▶ _DATA TO PROCESS_
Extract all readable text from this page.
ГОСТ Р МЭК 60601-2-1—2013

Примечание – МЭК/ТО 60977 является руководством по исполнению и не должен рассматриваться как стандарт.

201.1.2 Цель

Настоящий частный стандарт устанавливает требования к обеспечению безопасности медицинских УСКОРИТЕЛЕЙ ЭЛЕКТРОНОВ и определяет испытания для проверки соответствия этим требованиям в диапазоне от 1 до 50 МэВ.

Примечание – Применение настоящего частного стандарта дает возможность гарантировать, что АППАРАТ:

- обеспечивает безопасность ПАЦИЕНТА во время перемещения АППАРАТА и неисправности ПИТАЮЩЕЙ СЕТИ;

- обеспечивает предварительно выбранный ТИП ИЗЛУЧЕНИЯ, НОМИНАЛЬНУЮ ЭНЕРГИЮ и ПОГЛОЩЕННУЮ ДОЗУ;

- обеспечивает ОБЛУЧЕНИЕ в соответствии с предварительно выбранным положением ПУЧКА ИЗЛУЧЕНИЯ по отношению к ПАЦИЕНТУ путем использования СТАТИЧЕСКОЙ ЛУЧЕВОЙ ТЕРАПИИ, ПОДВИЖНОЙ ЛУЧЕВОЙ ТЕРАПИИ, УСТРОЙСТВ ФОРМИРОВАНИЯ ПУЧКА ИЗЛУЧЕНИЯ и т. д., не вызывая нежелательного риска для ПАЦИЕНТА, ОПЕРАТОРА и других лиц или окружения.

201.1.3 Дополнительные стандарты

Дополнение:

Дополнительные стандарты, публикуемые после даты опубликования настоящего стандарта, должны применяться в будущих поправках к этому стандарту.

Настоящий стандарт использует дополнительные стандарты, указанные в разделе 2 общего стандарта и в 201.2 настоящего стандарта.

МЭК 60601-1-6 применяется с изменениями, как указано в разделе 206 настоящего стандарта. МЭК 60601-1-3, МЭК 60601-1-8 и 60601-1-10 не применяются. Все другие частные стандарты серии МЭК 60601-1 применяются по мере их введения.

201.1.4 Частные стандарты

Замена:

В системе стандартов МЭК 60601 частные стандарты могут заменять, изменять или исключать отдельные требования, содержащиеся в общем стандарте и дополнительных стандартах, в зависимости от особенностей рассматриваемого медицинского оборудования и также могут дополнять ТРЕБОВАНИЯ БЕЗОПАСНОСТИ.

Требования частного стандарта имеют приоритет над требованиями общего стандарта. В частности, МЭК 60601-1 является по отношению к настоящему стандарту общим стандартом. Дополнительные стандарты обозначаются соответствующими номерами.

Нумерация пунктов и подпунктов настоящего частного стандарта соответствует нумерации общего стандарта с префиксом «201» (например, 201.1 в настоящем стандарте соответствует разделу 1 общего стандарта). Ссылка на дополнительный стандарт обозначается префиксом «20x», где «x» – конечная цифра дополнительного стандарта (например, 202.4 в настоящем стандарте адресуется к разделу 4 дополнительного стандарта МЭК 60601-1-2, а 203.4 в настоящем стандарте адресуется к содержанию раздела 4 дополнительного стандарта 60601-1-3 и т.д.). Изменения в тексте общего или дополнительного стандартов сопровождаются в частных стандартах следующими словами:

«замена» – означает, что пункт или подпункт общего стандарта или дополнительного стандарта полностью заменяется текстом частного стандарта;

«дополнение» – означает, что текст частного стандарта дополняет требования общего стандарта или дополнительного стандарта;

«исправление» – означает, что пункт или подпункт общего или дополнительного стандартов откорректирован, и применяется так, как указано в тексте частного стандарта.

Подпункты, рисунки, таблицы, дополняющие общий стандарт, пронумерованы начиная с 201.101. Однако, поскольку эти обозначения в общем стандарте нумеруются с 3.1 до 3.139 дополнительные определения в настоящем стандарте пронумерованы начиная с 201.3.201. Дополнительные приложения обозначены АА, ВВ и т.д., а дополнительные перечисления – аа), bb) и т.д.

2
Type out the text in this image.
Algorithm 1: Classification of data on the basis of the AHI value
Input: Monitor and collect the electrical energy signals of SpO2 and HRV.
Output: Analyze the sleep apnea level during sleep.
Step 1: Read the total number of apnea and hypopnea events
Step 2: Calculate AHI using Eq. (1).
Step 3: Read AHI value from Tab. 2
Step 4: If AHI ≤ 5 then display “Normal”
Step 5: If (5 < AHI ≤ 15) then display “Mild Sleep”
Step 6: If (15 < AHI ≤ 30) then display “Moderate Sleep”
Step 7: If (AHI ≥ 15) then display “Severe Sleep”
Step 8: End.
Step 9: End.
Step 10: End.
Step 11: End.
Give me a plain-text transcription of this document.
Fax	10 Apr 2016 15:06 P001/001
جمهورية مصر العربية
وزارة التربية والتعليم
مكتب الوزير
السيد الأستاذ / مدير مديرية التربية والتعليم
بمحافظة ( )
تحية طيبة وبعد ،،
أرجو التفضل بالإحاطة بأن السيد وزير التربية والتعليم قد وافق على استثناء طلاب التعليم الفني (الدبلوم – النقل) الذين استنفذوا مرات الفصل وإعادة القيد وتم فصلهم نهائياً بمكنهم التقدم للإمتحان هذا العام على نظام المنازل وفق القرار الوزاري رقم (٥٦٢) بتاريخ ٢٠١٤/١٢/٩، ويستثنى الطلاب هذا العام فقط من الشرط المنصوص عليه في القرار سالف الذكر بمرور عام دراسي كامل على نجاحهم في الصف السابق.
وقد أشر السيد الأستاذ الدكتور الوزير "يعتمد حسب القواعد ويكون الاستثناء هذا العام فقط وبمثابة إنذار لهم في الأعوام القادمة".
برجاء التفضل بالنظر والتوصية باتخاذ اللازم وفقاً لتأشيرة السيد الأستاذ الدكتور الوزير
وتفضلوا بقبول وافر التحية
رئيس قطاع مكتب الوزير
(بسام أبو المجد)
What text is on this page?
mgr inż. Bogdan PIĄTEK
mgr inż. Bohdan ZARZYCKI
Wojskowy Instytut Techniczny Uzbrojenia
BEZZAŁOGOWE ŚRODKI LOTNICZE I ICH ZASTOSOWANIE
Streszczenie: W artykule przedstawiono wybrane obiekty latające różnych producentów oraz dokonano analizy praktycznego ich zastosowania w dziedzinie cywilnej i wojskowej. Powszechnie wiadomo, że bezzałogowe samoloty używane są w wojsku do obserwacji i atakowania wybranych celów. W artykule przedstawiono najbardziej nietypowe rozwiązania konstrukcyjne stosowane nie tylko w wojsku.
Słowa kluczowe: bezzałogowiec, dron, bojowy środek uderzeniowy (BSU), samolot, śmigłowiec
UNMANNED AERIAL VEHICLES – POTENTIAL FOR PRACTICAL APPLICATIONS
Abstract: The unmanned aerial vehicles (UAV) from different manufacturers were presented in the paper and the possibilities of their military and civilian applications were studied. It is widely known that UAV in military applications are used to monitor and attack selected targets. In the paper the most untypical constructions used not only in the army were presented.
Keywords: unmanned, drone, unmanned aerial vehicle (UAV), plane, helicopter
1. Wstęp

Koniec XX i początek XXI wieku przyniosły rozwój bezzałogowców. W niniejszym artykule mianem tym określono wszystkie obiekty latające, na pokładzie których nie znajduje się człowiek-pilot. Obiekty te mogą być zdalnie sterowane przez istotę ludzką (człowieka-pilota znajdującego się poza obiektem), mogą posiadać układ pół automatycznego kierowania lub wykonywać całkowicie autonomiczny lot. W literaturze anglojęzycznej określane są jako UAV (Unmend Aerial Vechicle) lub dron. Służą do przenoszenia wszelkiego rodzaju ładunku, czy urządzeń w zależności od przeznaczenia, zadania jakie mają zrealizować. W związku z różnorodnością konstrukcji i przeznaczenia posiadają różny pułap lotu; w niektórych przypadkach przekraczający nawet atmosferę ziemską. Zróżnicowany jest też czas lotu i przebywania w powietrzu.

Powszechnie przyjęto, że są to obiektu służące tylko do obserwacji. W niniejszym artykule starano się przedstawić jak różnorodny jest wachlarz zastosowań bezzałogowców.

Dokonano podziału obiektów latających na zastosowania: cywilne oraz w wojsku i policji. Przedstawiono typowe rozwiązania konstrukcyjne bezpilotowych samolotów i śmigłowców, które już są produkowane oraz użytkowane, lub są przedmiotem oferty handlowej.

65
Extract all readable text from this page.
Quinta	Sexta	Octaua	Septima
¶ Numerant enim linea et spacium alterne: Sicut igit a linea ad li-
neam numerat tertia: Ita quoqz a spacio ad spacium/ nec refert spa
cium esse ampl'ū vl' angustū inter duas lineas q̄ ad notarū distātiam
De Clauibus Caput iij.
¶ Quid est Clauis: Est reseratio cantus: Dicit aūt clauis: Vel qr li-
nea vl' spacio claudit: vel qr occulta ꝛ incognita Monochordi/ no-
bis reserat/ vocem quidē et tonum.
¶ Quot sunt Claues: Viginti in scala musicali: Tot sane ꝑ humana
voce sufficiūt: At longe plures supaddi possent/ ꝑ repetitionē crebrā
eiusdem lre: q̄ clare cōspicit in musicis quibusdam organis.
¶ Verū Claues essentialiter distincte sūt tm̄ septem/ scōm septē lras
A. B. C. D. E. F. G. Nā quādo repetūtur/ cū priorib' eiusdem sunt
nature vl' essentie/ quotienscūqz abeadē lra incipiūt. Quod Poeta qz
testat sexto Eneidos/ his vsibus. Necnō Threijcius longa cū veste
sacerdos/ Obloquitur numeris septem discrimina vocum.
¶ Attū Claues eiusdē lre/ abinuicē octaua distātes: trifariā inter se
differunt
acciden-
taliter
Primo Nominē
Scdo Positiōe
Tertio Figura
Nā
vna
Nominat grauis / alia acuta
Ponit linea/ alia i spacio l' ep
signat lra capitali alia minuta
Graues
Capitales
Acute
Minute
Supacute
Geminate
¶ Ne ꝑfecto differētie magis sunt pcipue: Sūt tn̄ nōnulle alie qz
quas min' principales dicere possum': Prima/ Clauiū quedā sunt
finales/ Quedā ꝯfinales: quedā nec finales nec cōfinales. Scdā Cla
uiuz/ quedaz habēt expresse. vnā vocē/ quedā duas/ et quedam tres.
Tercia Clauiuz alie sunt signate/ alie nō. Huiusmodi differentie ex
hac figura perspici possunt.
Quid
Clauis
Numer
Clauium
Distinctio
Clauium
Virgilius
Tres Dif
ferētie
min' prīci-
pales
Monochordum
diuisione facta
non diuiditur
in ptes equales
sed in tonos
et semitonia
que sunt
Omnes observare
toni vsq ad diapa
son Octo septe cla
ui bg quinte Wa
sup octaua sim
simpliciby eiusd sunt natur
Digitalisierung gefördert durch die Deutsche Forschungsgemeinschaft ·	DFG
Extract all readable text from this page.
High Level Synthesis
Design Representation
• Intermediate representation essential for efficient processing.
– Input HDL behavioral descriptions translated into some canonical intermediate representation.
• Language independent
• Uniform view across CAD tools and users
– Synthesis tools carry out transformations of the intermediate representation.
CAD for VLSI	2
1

▶ _REQUIRED WORK_
Compute how many lines include the string "spacio", then give that number by itself.

▶ _EXERCISE SOLUTION_
3